● THE REQUEST
Your task is to transcribe all of the records exactly and leave out the pictures.

● LISTING
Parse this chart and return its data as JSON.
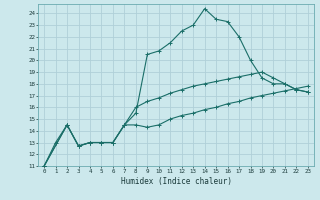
{
  "title": "",
  "xlabel": "Humidex (Indice chaleur)",
  "bg_color": "#cce8ec",
  "grid_color": "#b0d0d8",
  "line_color": "#1a6e68",
  "xlim": [
    -0.5,
    23.5
  ],
  "ylim": [
    11,
    24.8
  ],
  "xticks": [
    0,
    1,
    2,
    3,
    4,
    5,
    6,
    7,
    8,
    9,
    10,
    11,
    12,
    13,
    14,
    15,
    16,
    17,
    18,
    19,
    20,
    21,
    22,
    23
  ],
  "yticks": [
    11,
    12,
    13,
    14,
    15,
    16,
    17,
    18,
    19,
    20,
    21,
    22,
    23,
    24
  ],
  "line1_x": [
    0,
    1,
    2,
    3,
    4,
    5,
    6,
    7,
    8,
    9,
    10,
    11,
    12,
    13,
    14,
    15,
    16,
    17,
    18,
    19,
    20,
    21,
    22,
    23
  ],
  "line1_y": [
    11,
    13,
    14.5,
    12.7,
    13,
    13,
    13,
    14.5,
    15.5,
    20.5,
    20.8,
    21.5,
    22.5,
    23,
    24.4,
    23.5,
    23.3,
    22,
    20,
    18.5,
    18,
    18,
    17.5,
    17.3
  ],
  "line2_x": [
    0,
    2,
    3,
    4,
    5,
    6,
    7,
    8,
    9,
    10,
    11,
    12,
    13,
    14,
    15,
    16,
    17,
    18,
    19,
    20,
    21,
    22,
    23
  ],
  "line2_y": [
    11,
    14.5,
    12.7,
    13,
    13,
    13,
    14.5,
    16.0,
    16.5,
    16.8,
    17.2,
    17.5,
    17.8,
    18.0,
    18.2,
    18.4,
    18.6,
    18.8,
    19.0,
    18.5,
    18.0,
    17.5,
    17.3
  ],
  "line3_x": [
    0,
    2,
    3,
    4,
    5,
    6,
    7,
    8,
    9,
    10,
    11,
    12,
    13,
    14,
    15,
    16,
    17,
    18,
    19,
    20,
    21,
    22,
    23
  ],
  "line3_y": [
    11,
    14.5,
    12.7,
    13,
    13,
    13,
    14.5,
    14.5,
    14.3,
    14.5,
    15.0,
    15.3,
    15.5,
    15.8,
    16.0,
    16.3,
    16.5,
    16.8,
    17.0,
    17.2,
    17.4,
    17.6,
    17.8
  ]
}
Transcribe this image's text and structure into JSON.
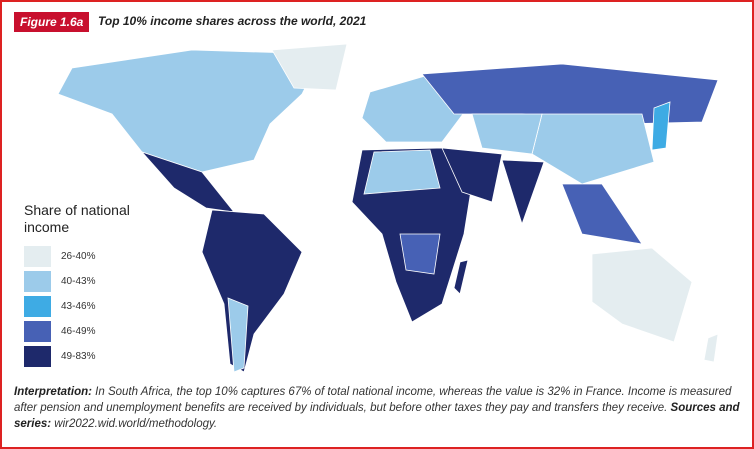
{
  "figure_label": "Figure 1.6a",
  "title": "Top 10% income shares across the world, 2021",
  "legend": {
    "title": "Share of national income",
    "items": [
      {
        "label": "26-40%",
        "color": "#e4edf0"
      },
      {
        "label": "40-43%",
        "color": "#9ccbea"
      },
      {
        "label": "43-46%",
        "color": "#3eabe4"
      },
      {
        "label": "46-49%",
        "color": "#4761b5"
      },
      {
        "label": "49-83%",
        "color": "#1e296b"
      }
    ]
  },
  "note": {
    "interpretation_label": "Interpretation:",
    "interpretation_text": "In South Africa, the top 10% captures 67% of total national income, whereas the value is 32% in France. Income is measured after pension and unemployment benefits are received by individuals, but before other taxes they pay and transfers they receive.",
    "sources_label": "Sources and series:",
    "sources_text": "wir2022.wid.world/methodology."
  }
}
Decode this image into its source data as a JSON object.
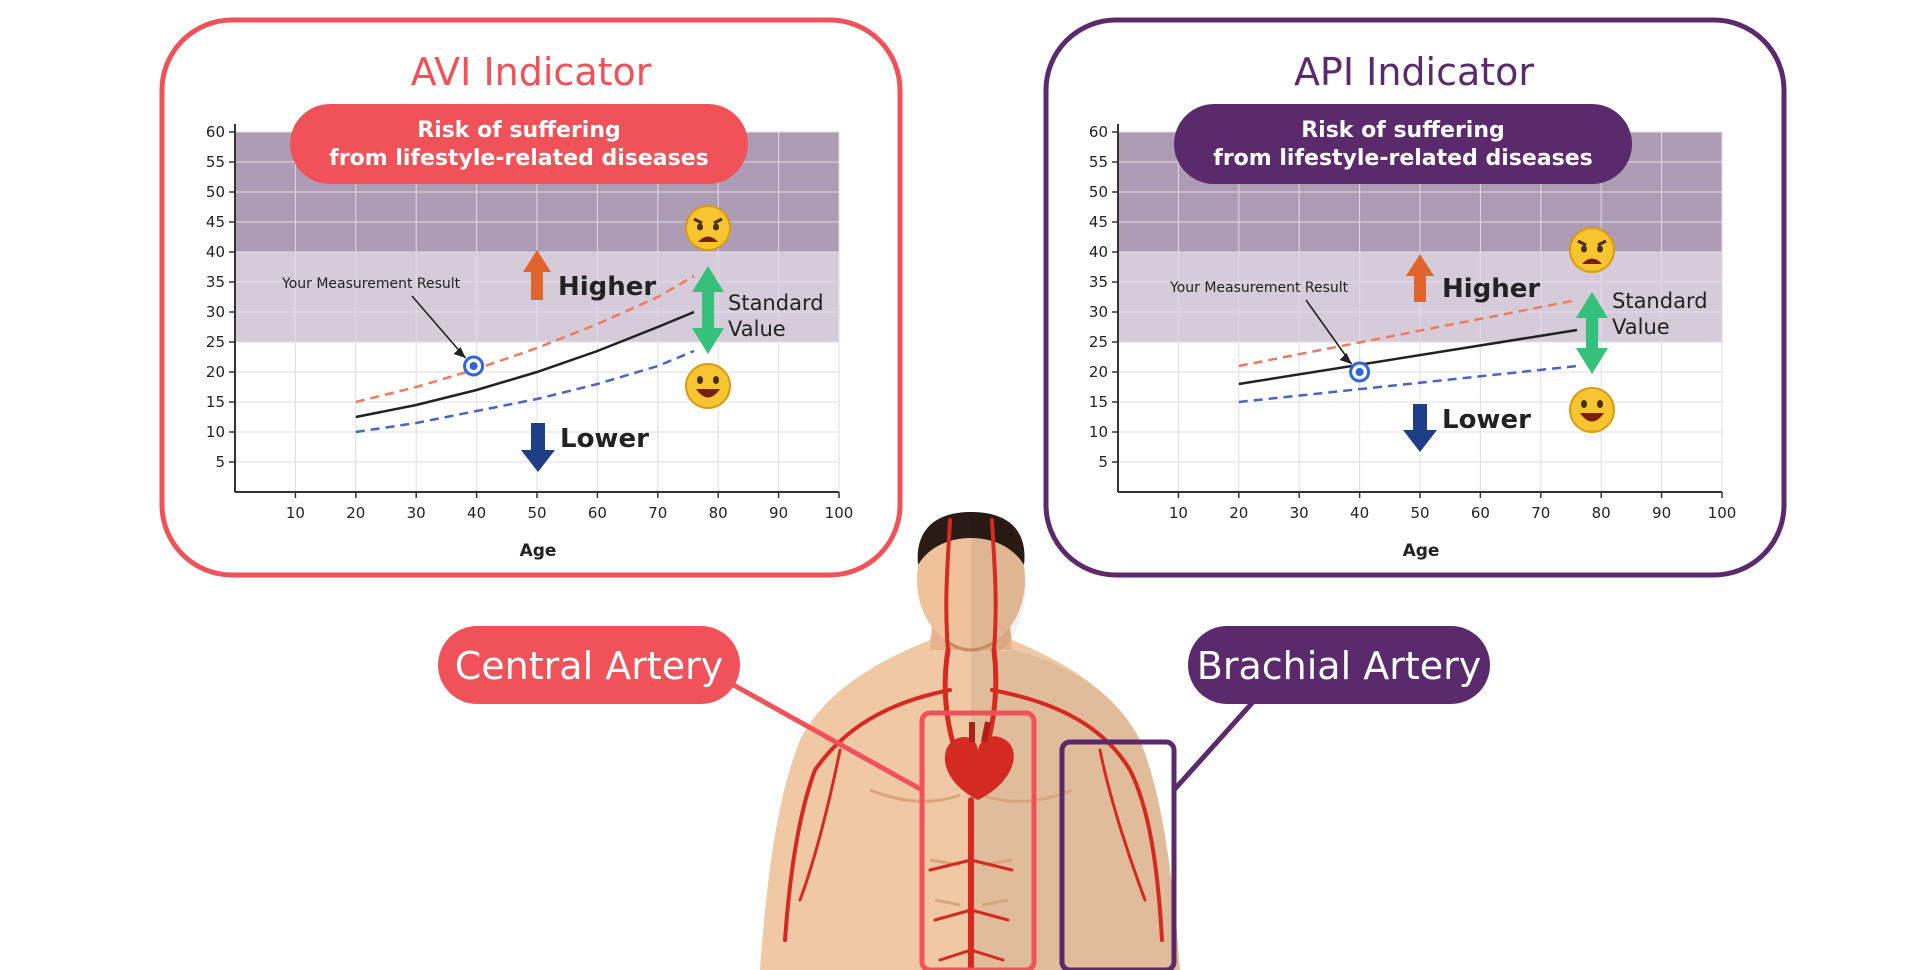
{
  "colors": {
    "avi_accent": "#f1525a",
    "api_accent": "#5a2a6c",
    "risk_band": "#ad9cb3",
    "moderate_band": "#d6ccd9",
    "higher_arrow": "#e0642c",
    "lower_arrow": "#1e3f88",
    "standard_arrow": "#35c07c",
    "upper_dash": "#f07a60",
    "lower_dash": "#4a63c8",
    "marker": "#2f63df",
    "artery": "#d42a22",
    "skin": "#f0c8a4"
  },
  "icons": [
    "worried-face-icon",
    "happy-face-icon",
    "heart-icon",
    "measurement-marker-icon"
  ],
  "chart_data": [
    {
      "type": "line",
      "title": "AVI Indicator",
      "banner": [
        "Risk of suffering",
        "from lifestyle-related diseases"
      ],
      "xlabel": "Age",
      "xlim": [
        0,
        100
      ],
      "ylim": [
        0,
        60
      ],
      "xticks": [
        10,
        20,
        30,
        40,
        50,
        60,
        70,
        80,
        90,
        100
      ],
      "yticks": [
        5,
        10,
        15,
        20,
        25,
        30,
        35,
        40,
        45,
        50,
        55,
        60
      ],
      "grid": true,
      "bands": [
        {
          "from": 40,
          "to": 60,
          "level": "risk"
        },
        {
          "from": 25,
          "to": 40,
          "level": "moderate"
        }
      ],
      "series": [
        {
          "style": "dashed-upper",
          "x": [
            20,
            30,
            40,
            50,
            60,
            70,
            76
          ],
          "y": [
            15,
            17.5,
            20.5,
            24,
            28,
            32.5,
            36
          ]
        },
        {
          "style": "solid-standard",
          "x": [
            20,
            30,
            40,
            50,
            60,
            70,
            76
          ],
          "y": [
            12.5,
            14.5,
            17,
            20,
            23.5,
            27.5,
            30
          ]
        },
        {
          "style": "dashed-lower",
          "x": [
            20,
            30,
            40,
            50,
            60,
            70,
            76
          ],
          "y": [
            10,
            11.5,
            13.5,
            15.5,
            18,
            21,
            23.5
          ]
        }
      ],
      "measurement": {
        "x": 39.5,
        "y": 21
      },
      "annotations": {
        "measurement": "Your Measurement Result",
        "higher": "Higher",
        "lower": "Lower",
        "standard": [
          "Standard",
          "Value"
        ]
      }
    },
    {
      "type": "line",
      "title": "API Indicator",
      "banner": [
        "Risk of suffering",
        "from lifestyle-related diseases"
      ],
      "xlabel": "Age",
      "xlim": [
        0,
        100
      ],
      "ylim": [
        0,
        60
      ],
      "xticks": [
        10,
        20,
        30,
        40,
        50,
        60,
        70,
        80,
        90,
        100
      ],
      "yticks": [
        5,
        10,
        15,
        20,
        25,
        30,
        35,
        40,
        45,
        50,
        55,
        60
      ],
      "grid": true,
      "bands": [
        {
          "from": 40,
          "to": 60,
          "level": "risk"
        },
        {
          "from": 25,
          "to": 40,
          "level": "moderate"
        }
      ],
      "series": [
        {
          "style": "dashed-upper",
          "x": [
            20,
            76
          ],
          "y": [
            21,
            32
          ]
        },
        {
          "style": "solid-standard",
          "x": [
            20,
            76
          ],
          "y": [
            18,
            27
          ]
        },
        {
          "style": "dashed-lower",
          "x": [
            20,
            76
          ],
          "y": [
            15,
            21
          ]
        }
      ],
      "measurement": {
        "x": 40,
        "y": 20
      },
      "annotations": {
        "measurement": "Your Measurement Result",
        "higher": "Higher",
        "lower": "Lower",
        "standard": [
          "Standard",
          "Value"
        ]
      }
    }
  ],
  "artery_labels": {
    "central": "Central Artery",
    "brachial": "Brachial Artery"
  }
}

● EXERCISE OUTPUT
Parse this chart and return its data as JSON.
{
  "title": "",
  "xlabel": "Humidex (Indice chaleur)",
  "bg_color": "#cce8ec",
  "grid_color": "#b0d0d8",
  "line_color": "#1a6e68",
  "xlim": [
    -0.5,
    23.5
  ],
  "ylim": [
    11,
    24.8
  ],
  "xticks": [
    0,
    1,
    2,
    3,
    4,
    5,
    6,
    7,
    8,
    9,
    10,
    11,
    12,
    13,
    14,
    15,
    16,
    17,
    18,
    19,
    20,
    21,
    22,
    23
  ],
  "yticks": [
    11,
    12,
    13,
    14,
    15,
    16,
    17,
    18,
    19,
    20,
    21,
    22,
    23,
    24
  ],
  "line1_x": [
    0,
    1,
    2,
    3,
    4,
    5,
    6,
    7,
    8,
    9,
    10,
    11,
    12,
    13,
    14,
    15,
    16,
    17,
    18,
    19,
    20,
    21,
    22,
    23
  ],
  "line1_y": [
    11,
    13,
    14.5,
    12.7,
    13,
    13,
    13,
    14.5,
    15.5,
    20.5,
    20.8,
    21.5,
    22.5,
    23,
    24.4,
    23.5,
    23.3,
    22,
    20,
    18.5,
    18,
    18,
    17.5,
    17.3
  ],
  "line2_x": [
    0,
    2,
    3,
    4,
    5,
    6,
    7,
    8,
    9,
    10,
    11,
    12,
    13,
    14,
    15,
    16,
    17,
    18,
    19,
    20,
    21,
    22,
    23
  ],
  "line2_y": [
    11,
    14.5,
    12.7,
    13,
    13,
    13,
    14.5,
    16.0,
    16.5,
    16.8,
    17.2,
    17.5,
    17.8,
    18.0,
    18.2,
    18.4,
    18.6,
    18.8,
    19.0,
    18.5,
    18.0,
    17.5,
    17.3
  ],
  "line3_x": [
    0,
    2,
    3,
    4,
    5,
    6,
    7,
    8,
    9,
    10,
    11,
    12,
    13,
    14,
    15,
    16,
    17,
    18,
    19,
    20,
    21,
    22,
    23
  ],
  "line3_y": [
    11,
    14.5,
    12.7,
    13,
    13,
    13,
    14.5,
    14.5,
    14.3,
    14.5,
    15.0,
    15.3,
    15.5,
    15.8,
    16.0,
    16.3,
    16.5,
    16.8,
    17.0,
    17.2,
    17.4,
    17.6,
    17.8
  ]
}
Transcribe this image's text and structure into JSON.
{
  "figure_label": "Figure 1.6a",
  "title": "Top 10% income shares across the world, 2021",
  "legend": {
    "title": "Share of national income",
    "items": [
      {
        "label": "26-40%",
        "color": "#e4edf0"
      },
      {
        "label": "40-43%",
        "color": "#9ccbea"
      },
      {
        "label": "43-46%",
        "color": "#3eabe4"
      },
      {
        "label": "46-49%",
        "color": "#4761b5"
      },
      {
        "label": "49-83%",
        "color": "#1e296b"
      }
    ]
  },
  "note": {
    "interpretation_label": "Interpretation:",
    "interpretation_text": "In South Africa, the top 10% captures 67% of total national income, whereas the value is 32% in France. Income is measured after pension and unemployment benefits are received by individuals, but before other taxes they pay and transfers they receive.",
    "sources_label": "Sources and series:",
    "sources_text": "wir2022.wid.world/methodology."
  }
}
Decode this image into its source data as a JSON object.
{
  "colors": {
    "avi_accent": "#f1525a",
    "api_accent": "#5a2a6c",
    "risk_band": "#ad9cb3",
    "moderate_band": "#d6ccd9",
    "higher_arrow": "#e0642c",
    "lower_arrow": "#1e3f88",
    "standard_arrow": "#35c07c",
    "upper_dash": "#f07a60",
    "lower_dash": "#4a63c8",
    "marker": "#2f63df",
    "artery": "#d42a22",
    "skin": "#f0c8a4"
  },
  "icons": [
    "worried-face-icon",
    "happy-face-icon",
    "heart-icon",
    "measurement-marker-icon"
  ],
  "chart_data": [
    {
      "type": "line",
      "title": "AVI Indicator",
      "banner": [
        "Risk of suffering",
        "from lifestyle-related diseases"
      ],
      "xlabel": "Age",
      "xlim": [
        0,
        100
      ],
      "ylim": [
        0,
        60
      ],
      "xticks": [
        10,
        20,
        30,
        40,
        50,
        60,
        70,
        80,
        90,
        100
      ],
      "yticks": [
        5,
        10,
        15,
        20,
        25,
        30,
        35,
        40,
        45,
        50,
        55,
        60
      ],
      "grid": true,
      "bands": [
        {
          "from": 40,
          "to": 60,
          "level": "risk"
        },
        {
          "from": 25,
          "to": 40,
          "level": "moderate"
        }
      ],
      "series": [
        {
          "style": "dashed-upper",
          "x": [
            20,
            30,
            40,
            50,
            60,
            70,
            76
          ],
          "y": [
            15,
            17.5,
            20.5,
            24,
            28,
            32.5,
            36
          ]
        },
        {
          "style": "solid-standard",
          "x": [
            20,
            30,
            40,
            50,
            60,
            70,
            76
          ],
          "y": [
            12.5,
            14.5,
            17,
            20,
            23.5,
            27.5,
            30
          ]
        },
        {
          "style": "dashed-lower",
          "x": [
            20,
            30,
            40,
            50,
            60,
            70,
            76
          ],
          "y": [
            10,
            11.5,
            13.5,
            15.5,
            18,
            21,
            23.5
          ]
        }
      ],
      "measurement": {
        "x": 39.5,
        "y": 21
      },
      "annotations": {
        "measurement": "Your Measurement Result",
        "higher": "Higher",
        "lower": "Lower",
        "standard": [
          "Standard",
          "Value"
        ]
      }
    },
    {
      "type": "line",
      "title": "API Indicator",
      "banner": [
        "Risk of suffering",
        "from lifestyle-related diseases"
      ],
      "xlabel": "Age",
      "xlim": [
        0,
        100
      ],
      "ylim": [
        0,
        60
      ],
      "xticks": [
        10,
        20,
        30,
        40,
        50,
        60,
        70,
        80,
        90,
        100
      ],
      "yticks": [
        5,
        10,
        15,
        20,
        25,
        30,
        35,
        40,
        45,
        50,
        55,
        60
      ],
      "grid": true,
      "bands": [
        {
          "from": 40,
          "to": 60,
          "level": "risk"
        },
        {
          "from": 25,
          "to": 40,
          "level": "moderate"
        }
      ],
      "series": [
        {
          "style": "dashed-upper",
          "x": [
            20,
            76
          ],
          "y": [
            21,
            32
          ]
        },
        {
          "style": "solid-standard",
          "x": [
            20,
            76
          ],
          "y": [
            18,
            27
          ]
        },
        {
          "style": "dashed-lower",
          "x": [
            20,
            76
          ],
          "y": [
            15,
            21
          ]
        }
      ],
      "measurement": {
        "x": 40,
        "y": 20
      },
      "annotations": {
        "measurement": "Your Measurement Result",
        "higher": "Higher",
        "lower": "Lower",
        "standard": [
          "Standard",
          "Value"
        ]
      }
    }
  ],
  "artery_labels": {
    "central": "Central Artery",
    "brachial": "Brachial Artery"
  }
}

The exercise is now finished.